Task to carry out -
Please translate this sentence from the ultrasound text below into Spanish: "A complete portal hypertension examination is not included as the yield is likely to be lower in this clinical group."

Page text -
----

The ligamentum teres is examined for signs to indicate portal hypertension. These signs are the presence of a hypoechoic band of > 2.5 mm within the echogenic ligament, or the presence of a patent paraumbilical vein with hepatofugal venous flow. Both of these signs have been shown to be specific and in our experience together they represent the most sensitive ultrasound sign of portal hypertension.5,6 The technique has been described previously5

A complete portal hypertension examination is not included as the yield is likely to be lower in this clinical group. The presence of a positive ligamentum teres study is, however, of value in this group as it may add supporting evidence for cirrhosis if other findings are equivocal.

Column 5

If the clinical question includes “?portal hypertension” then the examination is extended as a formal Doppler study of the portal and hepatic venous system, including splenic size measurement.6

The report

The report is also “targeted” and includes the indication and a brief report to address the indication.

The report also includes a standard sentence to draw the referrer's attention to the focused nature of the study – “Note: this is a targeted examination to address the clinical question and does not include other abdominal organs unless otherwise indicated.”

----

[Extracted records]
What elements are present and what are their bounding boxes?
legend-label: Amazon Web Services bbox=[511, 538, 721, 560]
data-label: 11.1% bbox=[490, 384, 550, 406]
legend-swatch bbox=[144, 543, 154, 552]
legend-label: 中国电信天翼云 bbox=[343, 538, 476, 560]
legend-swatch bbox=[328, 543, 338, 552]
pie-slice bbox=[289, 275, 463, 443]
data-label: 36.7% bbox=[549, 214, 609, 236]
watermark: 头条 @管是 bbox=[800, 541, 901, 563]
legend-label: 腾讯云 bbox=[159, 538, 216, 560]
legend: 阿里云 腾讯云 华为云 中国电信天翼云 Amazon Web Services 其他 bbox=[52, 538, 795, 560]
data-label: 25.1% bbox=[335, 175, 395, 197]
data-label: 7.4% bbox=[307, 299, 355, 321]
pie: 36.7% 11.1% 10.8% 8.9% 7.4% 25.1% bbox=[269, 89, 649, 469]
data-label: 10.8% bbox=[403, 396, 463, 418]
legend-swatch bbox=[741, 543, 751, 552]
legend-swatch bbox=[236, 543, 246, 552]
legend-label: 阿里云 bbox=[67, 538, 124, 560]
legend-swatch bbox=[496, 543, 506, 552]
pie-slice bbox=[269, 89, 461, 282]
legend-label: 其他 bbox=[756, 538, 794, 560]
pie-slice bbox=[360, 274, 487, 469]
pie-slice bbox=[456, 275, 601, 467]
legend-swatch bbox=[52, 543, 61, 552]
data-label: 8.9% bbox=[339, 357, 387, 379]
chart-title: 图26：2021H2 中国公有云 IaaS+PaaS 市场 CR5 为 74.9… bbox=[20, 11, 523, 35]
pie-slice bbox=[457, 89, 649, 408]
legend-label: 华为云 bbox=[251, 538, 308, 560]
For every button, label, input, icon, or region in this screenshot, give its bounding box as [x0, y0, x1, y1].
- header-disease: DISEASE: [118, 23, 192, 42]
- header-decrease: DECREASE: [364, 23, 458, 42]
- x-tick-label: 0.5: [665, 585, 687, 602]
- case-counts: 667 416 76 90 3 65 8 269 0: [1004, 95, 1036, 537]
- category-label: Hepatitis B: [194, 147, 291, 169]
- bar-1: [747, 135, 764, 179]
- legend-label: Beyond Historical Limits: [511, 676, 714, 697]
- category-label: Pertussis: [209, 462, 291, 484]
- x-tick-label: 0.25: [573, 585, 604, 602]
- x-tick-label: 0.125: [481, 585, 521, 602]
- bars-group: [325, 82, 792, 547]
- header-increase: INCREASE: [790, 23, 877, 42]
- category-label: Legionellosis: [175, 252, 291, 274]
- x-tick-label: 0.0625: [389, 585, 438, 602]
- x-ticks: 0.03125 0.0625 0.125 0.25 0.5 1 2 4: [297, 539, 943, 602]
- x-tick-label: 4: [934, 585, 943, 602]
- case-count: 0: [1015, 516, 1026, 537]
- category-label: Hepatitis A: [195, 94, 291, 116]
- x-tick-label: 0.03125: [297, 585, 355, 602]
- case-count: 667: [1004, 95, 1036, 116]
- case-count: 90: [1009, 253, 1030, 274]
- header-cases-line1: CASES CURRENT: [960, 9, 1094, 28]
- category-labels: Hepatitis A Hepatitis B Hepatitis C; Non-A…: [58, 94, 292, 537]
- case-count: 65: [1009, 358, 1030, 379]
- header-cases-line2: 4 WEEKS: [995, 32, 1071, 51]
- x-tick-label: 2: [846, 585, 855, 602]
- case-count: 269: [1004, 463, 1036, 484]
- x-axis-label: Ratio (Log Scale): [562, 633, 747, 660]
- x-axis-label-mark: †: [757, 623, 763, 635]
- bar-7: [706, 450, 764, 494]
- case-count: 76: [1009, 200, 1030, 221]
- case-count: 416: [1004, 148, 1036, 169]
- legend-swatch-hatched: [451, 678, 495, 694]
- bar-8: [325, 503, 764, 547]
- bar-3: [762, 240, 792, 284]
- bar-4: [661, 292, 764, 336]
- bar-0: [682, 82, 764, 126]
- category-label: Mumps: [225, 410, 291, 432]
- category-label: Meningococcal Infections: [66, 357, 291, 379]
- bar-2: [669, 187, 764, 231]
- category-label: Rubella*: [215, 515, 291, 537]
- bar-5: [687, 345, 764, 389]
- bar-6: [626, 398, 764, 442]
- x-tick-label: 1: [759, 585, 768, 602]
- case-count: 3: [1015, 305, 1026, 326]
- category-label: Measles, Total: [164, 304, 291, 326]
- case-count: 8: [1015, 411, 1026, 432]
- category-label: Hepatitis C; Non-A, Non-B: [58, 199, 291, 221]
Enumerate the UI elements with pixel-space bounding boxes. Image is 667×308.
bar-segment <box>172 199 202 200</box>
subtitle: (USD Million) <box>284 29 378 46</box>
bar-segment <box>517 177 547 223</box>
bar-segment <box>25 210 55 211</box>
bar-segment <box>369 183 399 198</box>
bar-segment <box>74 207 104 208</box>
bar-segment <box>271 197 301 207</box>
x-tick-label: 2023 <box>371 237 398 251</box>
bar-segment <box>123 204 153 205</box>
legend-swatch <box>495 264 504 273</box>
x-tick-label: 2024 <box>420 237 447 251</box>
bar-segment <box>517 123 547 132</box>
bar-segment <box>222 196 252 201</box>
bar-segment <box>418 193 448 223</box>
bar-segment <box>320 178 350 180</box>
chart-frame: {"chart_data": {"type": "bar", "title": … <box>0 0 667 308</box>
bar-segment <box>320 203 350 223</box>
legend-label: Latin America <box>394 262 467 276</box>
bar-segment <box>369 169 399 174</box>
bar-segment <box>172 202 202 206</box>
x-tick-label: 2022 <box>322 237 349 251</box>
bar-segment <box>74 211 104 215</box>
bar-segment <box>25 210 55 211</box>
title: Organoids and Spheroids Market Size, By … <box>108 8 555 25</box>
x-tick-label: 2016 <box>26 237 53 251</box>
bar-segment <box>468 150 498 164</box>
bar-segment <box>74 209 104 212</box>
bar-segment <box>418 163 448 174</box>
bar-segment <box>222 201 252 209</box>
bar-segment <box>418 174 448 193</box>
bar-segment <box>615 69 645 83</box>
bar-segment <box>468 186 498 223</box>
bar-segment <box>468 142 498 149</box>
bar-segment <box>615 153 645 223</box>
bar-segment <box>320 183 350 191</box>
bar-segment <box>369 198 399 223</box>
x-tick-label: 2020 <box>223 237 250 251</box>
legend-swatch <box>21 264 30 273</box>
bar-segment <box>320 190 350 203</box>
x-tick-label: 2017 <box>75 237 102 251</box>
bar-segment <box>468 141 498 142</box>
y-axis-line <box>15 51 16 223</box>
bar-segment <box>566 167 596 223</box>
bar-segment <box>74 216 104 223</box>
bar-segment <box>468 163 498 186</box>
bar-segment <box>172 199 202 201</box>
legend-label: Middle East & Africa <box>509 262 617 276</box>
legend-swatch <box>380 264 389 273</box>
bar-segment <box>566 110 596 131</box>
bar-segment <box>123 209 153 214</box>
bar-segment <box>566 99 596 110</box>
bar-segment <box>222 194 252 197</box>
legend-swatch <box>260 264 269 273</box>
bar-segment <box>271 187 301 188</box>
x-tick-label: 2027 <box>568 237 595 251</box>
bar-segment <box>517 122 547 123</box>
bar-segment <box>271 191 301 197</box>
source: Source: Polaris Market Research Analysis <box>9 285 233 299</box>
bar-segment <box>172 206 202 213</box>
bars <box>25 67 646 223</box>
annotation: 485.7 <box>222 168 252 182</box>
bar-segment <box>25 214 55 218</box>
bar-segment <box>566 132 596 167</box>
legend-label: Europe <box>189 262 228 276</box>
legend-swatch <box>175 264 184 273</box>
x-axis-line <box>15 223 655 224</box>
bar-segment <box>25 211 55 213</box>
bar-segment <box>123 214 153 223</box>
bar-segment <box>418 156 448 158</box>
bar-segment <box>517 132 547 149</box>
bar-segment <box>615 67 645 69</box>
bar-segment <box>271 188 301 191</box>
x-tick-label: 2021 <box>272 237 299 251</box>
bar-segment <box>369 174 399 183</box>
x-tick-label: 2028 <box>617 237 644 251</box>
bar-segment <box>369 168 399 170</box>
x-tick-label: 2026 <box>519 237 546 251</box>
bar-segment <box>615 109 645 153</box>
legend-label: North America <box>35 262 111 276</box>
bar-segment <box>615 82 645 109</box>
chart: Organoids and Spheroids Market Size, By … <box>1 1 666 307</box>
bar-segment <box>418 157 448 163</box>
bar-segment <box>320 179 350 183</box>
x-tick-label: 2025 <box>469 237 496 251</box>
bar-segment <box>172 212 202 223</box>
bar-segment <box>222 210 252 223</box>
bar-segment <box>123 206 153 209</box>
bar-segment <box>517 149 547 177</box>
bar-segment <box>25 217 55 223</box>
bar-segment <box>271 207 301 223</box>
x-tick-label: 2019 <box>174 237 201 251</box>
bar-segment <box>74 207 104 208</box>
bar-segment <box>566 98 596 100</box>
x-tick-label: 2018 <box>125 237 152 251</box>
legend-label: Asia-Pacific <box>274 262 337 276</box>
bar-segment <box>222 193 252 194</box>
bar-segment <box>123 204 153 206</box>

----

Result -
No se incluye un examen completo de hipertensión portal, ya que es probable que el rendimiento sea menor en este grupo clínico.